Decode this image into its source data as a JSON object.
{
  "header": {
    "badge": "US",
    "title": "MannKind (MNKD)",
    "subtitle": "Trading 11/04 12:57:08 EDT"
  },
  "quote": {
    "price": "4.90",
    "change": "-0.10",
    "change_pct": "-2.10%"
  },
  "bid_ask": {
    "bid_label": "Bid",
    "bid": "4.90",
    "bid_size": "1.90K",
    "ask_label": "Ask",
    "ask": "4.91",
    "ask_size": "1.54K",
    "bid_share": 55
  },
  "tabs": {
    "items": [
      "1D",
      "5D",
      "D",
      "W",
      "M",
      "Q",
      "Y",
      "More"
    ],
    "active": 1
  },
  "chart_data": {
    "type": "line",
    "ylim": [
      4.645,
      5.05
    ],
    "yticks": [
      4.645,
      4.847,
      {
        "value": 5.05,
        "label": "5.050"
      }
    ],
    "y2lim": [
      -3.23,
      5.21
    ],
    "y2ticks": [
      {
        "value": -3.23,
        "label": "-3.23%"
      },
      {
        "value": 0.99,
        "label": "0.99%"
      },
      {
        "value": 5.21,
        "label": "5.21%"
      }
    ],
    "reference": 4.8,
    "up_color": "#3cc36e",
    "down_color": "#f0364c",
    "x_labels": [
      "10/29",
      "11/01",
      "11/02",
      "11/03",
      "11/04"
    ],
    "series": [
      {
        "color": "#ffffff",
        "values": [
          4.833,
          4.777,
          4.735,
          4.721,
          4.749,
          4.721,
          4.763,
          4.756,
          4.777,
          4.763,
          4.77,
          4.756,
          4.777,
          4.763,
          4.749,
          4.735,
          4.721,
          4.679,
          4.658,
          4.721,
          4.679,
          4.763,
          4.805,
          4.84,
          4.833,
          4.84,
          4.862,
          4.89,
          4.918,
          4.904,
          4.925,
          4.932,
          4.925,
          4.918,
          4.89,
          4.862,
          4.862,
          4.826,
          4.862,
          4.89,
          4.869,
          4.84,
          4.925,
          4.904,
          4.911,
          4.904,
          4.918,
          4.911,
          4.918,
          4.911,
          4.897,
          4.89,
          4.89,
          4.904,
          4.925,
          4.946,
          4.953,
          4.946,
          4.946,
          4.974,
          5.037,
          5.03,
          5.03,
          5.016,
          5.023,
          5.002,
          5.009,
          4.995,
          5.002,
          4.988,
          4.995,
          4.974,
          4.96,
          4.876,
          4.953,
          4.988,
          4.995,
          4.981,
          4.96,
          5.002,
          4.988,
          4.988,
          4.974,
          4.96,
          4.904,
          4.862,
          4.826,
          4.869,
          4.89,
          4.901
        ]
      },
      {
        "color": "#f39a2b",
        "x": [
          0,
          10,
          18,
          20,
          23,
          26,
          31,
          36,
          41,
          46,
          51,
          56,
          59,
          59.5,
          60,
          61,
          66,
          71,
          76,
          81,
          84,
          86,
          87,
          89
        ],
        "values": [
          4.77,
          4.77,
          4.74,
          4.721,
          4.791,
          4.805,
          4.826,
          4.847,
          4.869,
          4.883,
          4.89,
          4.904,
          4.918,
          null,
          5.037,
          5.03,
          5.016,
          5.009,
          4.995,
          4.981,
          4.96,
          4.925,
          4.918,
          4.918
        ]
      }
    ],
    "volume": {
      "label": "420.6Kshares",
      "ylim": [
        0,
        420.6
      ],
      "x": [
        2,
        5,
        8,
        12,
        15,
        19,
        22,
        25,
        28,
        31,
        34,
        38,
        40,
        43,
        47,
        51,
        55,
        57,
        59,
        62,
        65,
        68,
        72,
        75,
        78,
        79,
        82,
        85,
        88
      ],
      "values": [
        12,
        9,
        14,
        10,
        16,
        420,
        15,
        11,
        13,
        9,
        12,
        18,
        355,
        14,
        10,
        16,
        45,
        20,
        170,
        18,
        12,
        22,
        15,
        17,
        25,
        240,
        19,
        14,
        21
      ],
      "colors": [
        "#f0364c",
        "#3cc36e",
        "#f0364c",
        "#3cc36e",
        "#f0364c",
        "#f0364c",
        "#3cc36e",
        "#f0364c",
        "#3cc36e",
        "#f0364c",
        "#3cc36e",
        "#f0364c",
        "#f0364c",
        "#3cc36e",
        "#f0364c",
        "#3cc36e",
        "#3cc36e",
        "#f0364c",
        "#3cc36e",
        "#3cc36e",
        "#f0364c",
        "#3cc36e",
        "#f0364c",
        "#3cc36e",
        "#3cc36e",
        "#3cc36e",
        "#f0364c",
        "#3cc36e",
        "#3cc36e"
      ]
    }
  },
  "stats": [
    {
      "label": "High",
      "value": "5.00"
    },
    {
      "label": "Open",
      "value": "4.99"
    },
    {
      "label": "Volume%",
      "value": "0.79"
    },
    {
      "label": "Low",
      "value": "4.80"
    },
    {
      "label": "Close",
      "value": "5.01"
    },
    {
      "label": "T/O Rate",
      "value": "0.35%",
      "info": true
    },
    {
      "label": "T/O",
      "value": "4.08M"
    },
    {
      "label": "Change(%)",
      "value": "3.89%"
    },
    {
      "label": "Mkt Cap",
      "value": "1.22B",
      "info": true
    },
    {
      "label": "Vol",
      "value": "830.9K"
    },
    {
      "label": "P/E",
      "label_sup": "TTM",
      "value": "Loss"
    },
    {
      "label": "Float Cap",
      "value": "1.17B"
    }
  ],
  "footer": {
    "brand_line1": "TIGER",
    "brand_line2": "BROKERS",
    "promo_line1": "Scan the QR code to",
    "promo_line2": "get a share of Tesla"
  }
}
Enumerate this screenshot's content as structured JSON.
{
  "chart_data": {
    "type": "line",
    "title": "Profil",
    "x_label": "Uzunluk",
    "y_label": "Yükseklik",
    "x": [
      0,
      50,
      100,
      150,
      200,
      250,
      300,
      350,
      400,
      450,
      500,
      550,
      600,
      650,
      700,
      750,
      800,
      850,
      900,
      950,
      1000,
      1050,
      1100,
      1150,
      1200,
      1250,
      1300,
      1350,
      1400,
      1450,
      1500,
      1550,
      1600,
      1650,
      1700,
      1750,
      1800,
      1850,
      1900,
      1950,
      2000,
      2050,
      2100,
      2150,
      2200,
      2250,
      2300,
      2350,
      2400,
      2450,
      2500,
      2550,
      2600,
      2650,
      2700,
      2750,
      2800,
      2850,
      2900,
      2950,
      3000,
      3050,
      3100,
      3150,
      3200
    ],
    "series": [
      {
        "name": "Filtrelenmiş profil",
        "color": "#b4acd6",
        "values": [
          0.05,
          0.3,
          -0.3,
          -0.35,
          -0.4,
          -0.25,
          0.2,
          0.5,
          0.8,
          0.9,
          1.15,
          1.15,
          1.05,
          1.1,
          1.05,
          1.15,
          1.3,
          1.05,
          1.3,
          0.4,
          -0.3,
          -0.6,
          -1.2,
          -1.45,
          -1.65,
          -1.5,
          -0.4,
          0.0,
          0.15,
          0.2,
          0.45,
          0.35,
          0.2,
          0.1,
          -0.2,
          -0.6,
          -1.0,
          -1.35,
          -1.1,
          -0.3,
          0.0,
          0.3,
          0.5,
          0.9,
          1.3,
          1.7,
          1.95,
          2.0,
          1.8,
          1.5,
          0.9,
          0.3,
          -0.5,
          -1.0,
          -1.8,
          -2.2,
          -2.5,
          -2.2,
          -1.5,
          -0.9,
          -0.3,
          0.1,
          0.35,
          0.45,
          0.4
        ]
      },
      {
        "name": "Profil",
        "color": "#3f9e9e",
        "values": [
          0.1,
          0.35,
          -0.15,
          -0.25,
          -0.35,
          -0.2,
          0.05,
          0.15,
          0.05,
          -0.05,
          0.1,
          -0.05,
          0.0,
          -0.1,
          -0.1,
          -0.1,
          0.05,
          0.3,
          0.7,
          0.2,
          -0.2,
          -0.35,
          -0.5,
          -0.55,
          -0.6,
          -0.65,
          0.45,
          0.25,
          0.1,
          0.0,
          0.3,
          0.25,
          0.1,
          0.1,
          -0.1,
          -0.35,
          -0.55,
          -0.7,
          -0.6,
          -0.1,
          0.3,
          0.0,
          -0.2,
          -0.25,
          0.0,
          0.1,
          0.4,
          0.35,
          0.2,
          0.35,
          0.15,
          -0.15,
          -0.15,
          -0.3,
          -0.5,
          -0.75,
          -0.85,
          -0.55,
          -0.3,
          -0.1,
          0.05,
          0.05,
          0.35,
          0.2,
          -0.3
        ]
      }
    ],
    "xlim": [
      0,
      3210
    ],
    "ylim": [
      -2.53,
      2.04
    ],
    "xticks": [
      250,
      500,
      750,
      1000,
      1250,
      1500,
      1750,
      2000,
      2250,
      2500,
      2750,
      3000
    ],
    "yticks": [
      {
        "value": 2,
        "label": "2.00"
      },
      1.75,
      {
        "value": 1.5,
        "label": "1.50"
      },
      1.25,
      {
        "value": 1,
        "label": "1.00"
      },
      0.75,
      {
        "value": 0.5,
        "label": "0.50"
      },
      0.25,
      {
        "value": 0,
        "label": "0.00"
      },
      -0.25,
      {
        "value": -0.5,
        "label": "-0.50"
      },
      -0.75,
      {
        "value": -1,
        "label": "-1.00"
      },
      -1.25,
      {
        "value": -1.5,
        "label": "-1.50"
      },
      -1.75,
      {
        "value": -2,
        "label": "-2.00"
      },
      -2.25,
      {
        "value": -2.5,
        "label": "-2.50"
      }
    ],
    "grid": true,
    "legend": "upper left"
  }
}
|---|
## Written exercise:
Copy each line that holds the word "name".

## Answer in full:
        "name": "Filtrelenmiş profil",
        "name": "Profil",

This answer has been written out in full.